| Challenge 1 |
In the question about the models of a satisfiable formula, what page and exercise number of Chang and Keisler are cited?

| Supplied passage |
-- -- --

# If $\phi$ is satisfiable and $\mathscr{S}$ is countable, then the set of all models of $\phi$ has the cardinality of the continuum

I have just started reading Chang and Keisler and I'm already stuck in an exercise. Let $\mathscr{S}$ be a countable set of sentence letters (i.e. $\mathscr{S} = \{S_0, S_1, S_2, \dots\}$ or some such). Let $\phi$ be a wff built in the usual way (using negation and/or conjunction). Suppose $\phi$ is satisfiable, i.e. it has at least one model. On p. 17, exercise 1.2.7, they ask us to prove that the set of all models of $\phi$ has the cardinality of the continuum. Now, I'm a little bit confused by this. It seems obvious that, if $\phi$ is valid, then, indeed, the set of all models of $\phi$ is the cardinality of the continuum (there are two possible valuations for each sentence letter, thus the set of all models has cardinality $2^{|\mathscr{S}|}$). But if $\phi$ is only satisfiable, I don't see how the result follows. What am I missing?

Hint: Sentence symbols/letters which do not occur in $\phi$ play no role in determining the truth or falsity of $\phi$ in a model.

-- -- --

| Exercise data |
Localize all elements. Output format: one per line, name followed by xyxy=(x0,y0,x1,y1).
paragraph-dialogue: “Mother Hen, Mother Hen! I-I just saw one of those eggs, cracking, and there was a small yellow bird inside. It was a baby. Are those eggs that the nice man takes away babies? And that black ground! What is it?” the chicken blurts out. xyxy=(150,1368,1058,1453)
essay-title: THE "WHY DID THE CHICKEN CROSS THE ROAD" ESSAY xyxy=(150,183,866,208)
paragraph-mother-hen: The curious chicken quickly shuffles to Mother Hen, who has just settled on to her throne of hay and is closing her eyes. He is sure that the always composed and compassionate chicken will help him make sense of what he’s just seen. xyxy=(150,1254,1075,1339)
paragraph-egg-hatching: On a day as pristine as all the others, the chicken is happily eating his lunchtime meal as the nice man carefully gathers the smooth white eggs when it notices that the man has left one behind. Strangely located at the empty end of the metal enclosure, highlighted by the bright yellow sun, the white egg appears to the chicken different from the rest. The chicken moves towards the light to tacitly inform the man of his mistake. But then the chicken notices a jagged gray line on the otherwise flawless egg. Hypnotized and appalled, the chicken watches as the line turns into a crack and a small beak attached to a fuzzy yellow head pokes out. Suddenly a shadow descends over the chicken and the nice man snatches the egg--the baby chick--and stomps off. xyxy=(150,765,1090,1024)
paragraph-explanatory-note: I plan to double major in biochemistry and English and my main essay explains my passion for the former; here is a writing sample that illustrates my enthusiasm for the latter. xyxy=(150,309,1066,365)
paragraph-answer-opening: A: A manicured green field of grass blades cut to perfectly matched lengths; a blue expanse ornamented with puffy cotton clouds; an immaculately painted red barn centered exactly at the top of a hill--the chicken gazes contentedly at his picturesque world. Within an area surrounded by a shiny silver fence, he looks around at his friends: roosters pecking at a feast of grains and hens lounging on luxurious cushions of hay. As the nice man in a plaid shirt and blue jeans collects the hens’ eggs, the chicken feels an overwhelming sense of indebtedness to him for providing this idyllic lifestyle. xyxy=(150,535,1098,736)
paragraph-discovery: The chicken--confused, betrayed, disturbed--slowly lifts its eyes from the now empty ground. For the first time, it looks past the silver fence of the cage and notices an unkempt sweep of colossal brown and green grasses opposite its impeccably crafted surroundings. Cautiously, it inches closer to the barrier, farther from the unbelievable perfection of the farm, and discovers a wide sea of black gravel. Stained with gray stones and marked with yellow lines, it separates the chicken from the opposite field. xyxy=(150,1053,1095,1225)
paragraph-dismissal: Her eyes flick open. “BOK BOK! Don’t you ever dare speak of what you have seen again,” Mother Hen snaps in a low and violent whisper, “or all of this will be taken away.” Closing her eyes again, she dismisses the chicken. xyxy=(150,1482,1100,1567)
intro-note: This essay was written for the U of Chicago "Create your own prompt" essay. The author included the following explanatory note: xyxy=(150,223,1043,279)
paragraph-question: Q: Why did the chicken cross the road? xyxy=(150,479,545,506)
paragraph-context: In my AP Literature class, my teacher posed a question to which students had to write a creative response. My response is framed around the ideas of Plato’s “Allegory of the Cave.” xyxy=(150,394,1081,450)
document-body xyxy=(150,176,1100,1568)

-- -- --

| Challenge 2 |
Reproduce the records from their first line up to and including the line containing "paragraph-explanatory-note: I plan".

| Written reply 1 |
Page 17, exercise 1.2.7.

| Written reply 2 |
Localize all elements. Output format: one per line, name followed by xyxy=(x0,y0,x1,y1).
paragraph-dialogue: “Mother Hen, Mother Hen! I-I just saw one of those eggs, cracking, and there was a small yellow bird inside. It was a baby. Are those eggs that the nice man takes away babies? And that black ground! What is it?” the chicken blurts out. xyxy=(150,1368,1058,1453)
essay-title: THE "WHY DID THE CHICKEN CROSS THE ROAD" ESSAY xyxy=(150,183,866,208)
paragraph-mother-hen: The curious chicken quickly shuffles to Mother Hen, who has just settled on to her throne of hay and is closing her eyes. He is sure that the always composed and compassionate chicken will help him make sense of what he’s just seen. xyxy=(150,1254,1075,1339)
paragraph-egg-hatching: On a day as pristine as all the others, the chicken is happily eating his lunchtime meal as the nice man carefully gathers the smooth white eggs when it notices that the man has left one behind. Strangely located at the empty end of the metal enclosure, highlighted by the bright yellow sun, the white egg appears to the chicken different from the rest. The chicken moves towards the light to tacitly inform the man of his mistake. But then the chicken notices a jagged gray line on the otherwise flawless egg. Hypnotized and appalled, the chicken watches as the line turns into a crack and a small beak attached to a fuzzy yellow head pokes out. Suddenly a shadow descends over the chicken and the nice man snatches the egg--the baby chick--and stomps off. xyxy=(150,765,1090,1024)
paragraph-explanatory-note: I plan to double major in biochemistry and English and my main essay explains my passion for the former; here is a writing sample that illustrates my enthusiasm for the latter. xyxy=(150,309,1066,365)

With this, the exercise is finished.